--- START Supplied data ---
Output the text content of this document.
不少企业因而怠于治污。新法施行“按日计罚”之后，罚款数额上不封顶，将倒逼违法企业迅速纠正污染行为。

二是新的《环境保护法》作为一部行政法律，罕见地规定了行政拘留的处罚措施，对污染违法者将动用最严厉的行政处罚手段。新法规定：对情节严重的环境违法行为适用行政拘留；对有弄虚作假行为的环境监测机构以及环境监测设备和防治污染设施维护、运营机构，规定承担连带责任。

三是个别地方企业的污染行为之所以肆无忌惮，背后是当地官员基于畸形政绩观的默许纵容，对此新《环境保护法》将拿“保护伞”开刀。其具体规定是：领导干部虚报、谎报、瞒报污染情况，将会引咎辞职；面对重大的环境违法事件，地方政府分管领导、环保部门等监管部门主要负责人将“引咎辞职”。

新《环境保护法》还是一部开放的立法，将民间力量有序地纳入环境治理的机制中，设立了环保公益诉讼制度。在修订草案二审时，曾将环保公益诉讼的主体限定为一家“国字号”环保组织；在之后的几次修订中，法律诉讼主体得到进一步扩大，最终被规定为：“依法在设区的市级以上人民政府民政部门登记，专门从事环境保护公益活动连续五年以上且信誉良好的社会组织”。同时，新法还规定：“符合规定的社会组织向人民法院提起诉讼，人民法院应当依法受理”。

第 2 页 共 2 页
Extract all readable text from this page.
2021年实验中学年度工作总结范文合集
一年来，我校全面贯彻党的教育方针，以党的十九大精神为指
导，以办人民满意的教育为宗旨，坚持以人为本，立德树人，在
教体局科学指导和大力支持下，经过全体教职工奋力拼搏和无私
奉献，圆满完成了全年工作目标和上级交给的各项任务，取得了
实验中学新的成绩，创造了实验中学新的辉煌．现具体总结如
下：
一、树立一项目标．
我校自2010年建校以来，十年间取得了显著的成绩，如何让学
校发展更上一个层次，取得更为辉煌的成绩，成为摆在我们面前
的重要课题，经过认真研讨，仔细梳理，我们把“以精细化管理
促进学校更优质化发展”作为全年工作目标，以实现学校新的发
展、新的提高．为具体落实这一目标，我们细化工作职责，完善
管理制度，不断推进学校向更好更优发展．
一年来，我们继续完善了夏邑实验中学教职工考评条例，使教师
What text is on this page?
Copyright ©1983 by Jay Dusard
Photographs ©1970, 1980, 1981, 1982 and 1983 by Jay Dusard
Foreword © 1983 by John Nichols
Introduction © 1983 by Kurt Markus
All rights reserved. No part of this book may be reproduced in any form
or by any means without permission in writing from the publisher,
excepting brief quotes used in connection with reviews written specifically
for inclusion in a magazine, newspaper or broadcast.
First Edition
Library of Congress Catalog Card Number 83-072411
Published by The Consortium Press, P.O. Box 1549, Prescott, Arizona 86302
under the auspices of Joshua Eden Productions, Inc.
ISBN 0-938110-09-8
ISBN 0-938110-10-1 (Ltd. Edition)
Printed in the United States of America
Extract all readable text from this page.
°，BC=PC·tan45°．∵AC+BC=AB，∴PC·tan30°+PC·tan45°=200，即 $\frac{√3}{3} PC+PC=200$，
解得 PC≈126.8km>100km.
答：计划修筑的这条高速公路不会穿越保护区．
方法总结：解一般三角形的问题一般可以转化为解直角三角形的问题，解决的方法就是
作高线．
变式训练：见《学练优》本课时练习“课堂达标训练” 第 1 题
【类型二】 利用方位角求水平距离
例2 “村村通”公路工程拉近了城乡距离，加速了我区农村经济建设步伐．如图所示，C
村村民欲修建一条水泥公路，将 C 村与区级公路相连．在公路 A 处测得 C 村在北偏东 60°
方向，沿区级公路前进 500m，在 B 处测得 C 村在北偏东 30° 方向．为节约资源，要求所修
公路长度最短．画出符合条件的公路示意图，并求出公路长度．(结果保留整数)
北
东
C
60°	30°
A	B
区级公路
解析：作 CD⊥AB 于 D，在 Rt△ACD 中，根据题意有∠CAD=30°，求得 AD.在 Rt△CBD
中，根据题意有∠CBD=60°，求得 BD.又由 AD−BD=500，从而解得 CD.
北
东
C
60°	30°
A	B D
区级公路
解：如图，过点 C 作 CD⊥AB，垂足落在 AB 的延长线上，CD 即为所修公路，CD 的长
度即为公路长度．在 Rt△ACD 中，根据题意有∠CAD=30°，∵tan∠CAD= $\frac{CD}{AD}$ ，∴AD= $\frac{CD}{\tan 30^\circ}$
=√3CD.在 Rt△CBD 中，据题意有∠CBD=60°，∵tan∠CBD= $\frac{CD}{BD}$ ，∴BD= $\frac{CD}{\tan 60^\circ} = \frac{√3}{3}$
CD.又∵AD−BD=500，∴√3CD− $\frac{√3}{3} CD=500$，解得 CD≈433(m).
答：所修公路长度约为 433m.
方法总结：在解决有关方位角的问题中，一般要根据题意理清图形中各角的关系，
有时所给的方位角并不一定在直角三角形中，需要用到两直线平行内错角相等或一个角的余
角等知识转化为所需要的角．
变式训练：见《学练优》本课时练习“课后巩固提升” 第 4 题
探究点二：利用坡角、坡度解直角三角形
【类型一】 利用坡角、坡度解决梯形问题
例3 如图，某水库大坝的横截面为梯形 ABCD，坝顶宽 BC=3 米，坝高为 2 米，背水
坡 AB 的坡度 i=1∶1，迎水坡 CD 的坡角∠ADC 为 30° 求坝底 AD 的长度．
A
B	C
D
--- END Supplied data ---
Exercise goal: Search the data for "Dusard". Copy every line that has it.

Finished task:
Copyright ©1983 by Jay Dusard
Photographs ©1970, 1980, 1981, 1982 and 1983 by Jay Dusard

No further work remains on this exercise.